(Collected data entries)
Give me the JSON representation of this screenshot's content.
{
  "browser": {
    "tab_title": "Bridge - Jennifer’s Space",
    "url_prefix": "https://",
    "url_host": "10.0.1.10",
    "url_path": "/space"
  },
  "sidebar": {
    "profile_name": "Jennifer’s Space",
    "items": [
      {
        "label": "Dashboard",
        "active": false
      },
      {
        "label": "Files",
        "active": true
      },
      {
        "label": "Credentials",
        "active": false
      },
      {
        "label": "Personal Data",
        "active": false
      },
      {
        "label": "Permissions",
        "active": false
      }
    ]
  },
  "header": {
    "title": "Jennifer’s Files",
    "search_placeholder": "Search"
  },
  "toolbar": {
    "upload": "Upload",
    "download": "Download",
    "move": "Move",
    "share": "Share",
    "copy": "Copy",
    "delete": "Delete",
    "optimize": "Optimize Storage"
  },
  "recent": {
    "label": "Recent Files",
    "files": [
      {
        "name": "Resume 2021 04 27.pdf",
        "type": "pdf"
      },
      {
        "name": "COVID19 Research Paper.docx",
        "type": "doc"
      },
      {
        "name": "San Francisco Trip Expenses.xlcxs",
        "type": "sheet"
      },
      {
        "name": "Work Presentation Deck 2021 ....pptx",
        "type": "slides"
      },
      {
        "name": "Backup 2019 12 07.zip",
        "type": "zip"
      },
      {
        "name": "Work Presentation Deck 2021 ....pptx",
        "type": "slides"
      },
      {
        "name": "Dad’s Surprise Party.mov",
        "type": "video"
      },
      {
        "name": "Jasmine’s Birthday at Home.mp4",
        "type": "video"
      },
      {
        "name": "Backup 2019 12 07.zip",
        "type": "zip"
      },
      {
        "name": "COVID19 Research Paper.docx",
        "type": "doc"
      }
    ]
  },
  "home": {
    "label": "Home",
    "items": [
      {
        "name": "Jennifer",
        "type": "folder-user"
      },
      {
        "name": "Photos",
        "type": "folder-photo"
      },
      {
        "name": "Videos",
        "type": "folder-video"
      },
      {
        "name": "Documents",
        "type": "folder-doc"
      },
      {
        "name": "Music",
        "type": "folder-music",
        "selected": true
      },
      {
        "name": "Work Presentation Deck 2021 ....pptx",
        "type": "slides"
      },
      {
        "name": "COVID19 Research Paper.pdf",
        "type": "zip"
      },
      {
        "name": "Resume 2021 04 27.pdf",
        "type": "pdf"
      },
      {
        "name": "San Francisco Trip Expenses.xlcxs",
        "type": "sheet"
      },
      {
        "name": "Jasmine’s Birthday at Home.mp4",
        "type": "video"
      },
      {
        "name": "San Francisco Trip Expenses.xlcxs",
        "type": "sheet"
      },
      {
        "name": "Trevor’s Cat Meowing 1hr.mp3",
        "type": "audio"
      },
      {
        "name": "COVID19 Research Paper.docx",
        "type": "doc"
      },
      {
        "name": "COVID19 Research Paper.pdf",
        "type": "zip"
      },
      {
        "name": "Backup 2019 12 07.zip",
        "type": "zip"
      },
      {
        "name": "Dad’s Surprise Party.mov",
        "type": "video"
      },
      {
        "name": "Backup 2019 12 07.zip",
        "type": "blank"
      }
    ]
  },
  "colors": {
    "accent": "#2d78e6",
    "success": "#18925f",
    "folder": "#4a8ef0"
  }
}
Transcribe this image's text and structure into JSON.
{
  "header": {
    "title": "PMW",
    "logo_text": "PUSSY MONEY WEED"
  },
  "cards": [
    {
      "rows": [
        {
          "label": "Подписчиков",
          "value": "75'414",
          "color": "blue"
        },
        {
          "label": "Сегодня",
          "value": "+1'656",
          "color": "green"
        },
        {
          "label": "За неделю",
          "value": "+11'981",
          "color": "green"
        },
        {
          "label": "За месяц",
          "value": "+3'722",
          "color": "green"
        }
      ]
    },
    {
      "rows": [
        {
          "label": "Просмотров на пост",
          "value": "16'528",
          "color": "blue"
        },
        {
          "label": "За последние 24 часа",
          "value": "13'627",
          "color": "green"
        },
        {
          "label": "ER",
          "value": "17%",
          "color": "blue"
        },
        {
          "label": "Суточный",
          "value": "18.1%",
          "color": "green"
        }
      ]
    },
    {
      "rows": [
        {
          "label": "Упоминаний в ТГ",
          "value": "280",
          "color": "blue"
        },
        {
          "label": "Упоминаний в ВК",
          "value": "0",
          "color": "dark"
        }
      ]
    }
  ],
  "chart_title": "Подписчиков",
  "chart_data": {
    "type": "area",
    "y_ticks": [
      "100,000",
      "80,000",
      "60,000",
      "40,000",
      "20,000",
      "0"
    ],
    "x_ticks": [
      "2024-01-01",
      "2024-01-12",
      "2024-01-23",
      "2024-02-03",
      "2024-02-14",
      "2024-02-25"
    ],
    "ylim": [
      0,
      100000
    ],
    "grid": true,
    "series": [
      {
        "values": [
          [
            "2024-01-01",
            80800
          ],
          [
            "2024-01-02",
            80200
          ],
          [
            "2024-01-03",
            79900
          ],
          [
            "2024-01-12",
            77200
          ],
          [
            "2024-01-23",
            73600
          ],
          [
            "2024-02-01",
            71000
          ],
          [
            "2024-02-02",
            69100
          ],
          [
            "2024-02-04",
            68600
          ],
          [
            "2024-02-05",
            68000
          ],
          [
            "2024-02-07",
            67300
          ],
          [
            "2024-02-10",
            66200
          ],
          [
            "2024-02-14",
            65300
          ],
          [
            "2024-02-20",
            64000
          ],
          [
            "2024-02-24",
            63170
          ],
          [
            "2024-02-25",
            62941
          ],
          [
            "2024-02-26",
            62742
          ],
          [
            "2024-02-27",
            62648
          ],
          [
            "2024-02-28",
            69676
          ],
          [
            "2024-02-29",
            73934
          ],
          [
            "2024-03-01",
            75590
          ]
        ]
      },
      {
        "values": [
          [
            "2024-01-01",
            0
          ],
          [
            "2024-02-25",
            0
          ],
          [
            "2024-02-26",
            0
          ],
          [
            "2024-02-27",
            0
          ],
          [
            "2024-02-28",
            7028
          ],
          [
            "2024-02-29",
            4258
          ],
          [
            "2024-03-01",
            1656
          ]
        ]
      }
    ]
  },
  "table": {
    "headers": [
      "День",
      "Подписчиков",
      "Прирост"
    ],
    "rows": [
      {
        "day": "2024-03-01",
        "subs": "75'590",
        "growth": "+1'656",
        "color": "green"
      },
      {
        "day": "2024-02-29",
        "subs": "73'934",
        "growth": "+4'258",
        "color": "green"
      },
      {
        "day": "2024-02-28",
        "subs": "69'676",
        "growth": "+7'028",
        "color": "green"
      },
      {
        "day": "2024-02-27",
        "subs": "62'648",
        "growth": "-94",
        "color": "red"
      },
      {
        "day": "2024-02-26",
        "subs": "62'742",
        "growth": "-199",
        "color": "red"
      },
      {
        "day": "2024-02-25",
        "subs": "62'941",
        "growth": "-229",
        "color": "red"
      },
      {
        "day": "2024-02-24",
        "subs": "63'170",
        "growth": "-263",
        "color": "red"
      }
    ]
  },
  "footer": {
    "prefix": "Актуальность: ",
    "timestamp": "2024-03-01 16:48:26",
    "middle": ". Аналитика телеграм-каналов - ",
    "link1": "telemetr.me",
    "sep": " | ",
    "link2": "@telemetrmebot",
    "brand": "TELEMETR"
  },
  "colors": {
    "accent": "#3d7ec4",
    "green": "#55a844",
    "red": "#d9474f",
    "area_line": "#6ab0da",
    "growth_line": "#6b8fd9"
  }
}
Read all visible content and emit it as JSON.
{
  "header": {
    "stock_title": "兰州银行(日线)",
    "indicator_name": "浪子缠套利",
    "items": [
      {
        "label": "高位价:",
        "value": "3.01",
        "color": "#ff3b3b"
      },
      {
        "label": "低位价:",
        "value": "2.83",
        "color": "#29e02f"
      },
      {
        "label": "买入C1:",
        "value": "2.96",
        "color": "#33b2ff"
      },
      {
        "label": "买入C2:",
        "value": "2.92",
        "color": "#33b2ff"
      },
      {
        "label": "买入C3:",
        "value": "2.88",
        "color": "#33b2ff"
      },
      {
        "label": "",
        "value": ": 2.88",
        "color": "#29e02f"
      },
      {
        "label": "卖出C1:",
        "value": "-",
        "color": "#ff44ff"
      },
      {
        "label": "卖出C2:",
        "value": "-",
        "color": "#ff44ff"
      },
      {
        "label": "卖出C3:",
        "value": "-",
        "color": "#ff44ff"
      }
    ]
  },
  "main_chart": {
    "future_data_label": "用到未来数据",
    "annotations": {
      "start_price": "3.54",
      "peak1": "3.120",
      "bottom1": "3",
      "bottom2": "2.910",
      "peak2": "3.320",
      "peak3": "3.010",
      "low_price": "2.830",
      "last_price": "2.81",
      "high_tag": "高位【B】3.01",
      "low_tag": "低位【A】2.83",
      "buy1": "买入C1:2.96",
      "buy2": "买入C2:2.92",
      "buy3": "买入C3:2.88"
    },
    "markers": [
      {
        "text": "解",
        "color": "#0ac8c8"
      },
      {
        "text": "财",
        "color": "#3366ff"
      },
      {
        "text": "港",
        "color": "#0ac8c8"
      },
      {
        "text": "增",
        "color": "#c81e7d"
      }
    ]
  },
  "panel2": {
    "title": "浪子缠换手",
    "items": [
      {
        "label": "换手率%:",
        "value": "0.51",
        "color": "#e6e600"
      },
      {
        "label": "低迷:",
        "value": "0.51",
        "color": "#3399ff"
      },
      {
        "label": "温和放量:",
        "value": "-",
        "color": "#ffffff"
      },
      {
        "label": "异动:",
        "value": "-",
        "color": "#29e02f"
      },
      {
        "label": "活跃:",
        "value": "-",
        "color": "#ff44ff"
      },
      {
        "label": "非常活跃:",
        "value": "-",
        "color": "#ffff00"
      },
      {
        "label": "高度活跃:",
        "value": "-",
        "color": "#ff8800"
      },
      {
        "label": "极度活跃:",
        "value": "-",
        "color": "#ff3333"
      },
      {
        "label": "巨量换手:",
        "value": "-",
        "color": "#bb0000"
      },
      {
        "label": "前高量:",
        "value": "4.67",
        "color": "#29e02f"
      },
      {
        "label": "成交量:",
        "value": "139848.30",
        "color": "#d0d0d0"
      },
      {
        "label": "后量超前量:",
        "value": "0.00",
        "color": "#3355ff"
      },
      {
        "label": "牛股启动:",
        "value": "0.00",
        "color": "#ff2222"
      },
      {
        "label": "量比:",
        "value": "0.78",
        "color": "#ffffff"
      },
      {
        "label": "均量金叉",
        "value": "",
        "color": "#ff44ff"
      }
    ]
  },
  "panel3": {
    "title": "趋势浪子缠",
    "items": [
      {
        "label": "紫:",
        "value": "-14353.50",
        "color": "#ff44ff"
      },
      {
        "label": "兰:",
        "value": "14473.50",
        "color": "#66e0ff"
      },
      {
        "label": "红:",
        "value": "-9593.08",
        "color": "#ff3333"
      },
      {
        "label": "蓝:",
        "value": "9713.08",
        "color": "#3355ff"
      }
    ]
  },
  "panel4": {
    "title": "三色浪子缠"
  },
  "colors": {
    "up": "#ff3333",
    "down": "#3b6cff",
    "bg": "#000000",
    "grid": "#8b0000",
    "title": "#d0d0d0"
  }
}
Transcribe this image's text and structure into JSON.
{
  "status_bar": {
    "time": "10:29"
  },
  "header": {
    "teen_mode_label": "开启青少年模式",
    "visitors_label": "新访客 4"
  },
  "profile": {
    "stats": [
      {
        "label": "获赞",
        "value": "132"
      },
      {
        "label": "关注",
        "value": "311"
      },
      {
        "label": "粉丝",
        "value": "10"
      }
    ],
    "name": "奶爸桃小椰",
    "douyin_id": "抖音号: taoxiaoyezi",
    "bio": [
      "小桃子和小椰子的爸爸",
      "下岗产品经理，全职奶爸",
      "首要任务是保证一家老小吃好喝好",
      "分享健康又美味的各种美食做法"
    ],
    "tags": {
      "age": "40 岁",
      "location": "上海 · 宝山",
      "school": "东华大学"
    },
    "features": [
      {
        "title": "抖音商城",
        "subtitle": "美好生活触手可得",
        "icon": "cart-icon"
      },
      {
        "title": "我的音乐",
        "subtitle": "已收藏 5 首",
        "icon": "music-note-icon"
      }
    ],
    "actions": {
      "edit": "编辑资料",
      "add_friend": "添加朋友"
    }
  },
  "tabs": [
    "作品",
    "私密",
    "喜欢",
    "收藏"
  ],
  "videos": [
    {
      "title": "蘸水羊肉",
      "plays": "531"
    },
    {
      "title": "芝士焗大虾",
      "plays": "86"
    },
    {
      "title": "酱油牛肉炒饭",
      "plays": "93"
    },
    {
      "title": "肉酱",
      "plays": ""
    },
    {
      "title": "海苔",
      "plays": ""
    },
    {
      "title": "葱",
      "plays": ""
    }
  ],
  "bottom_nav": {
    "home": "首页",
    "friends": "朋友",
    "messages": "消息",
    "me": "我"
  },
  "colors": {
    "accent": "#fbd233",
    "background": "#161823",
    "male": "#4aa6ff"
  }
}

Instructions to follow ->
Copy every line above that holds the word "accent".

Expected answer ->
    "accent": "#2d78e6",
    "accent": "#3d7ec4",
    "accent": "#fbd233",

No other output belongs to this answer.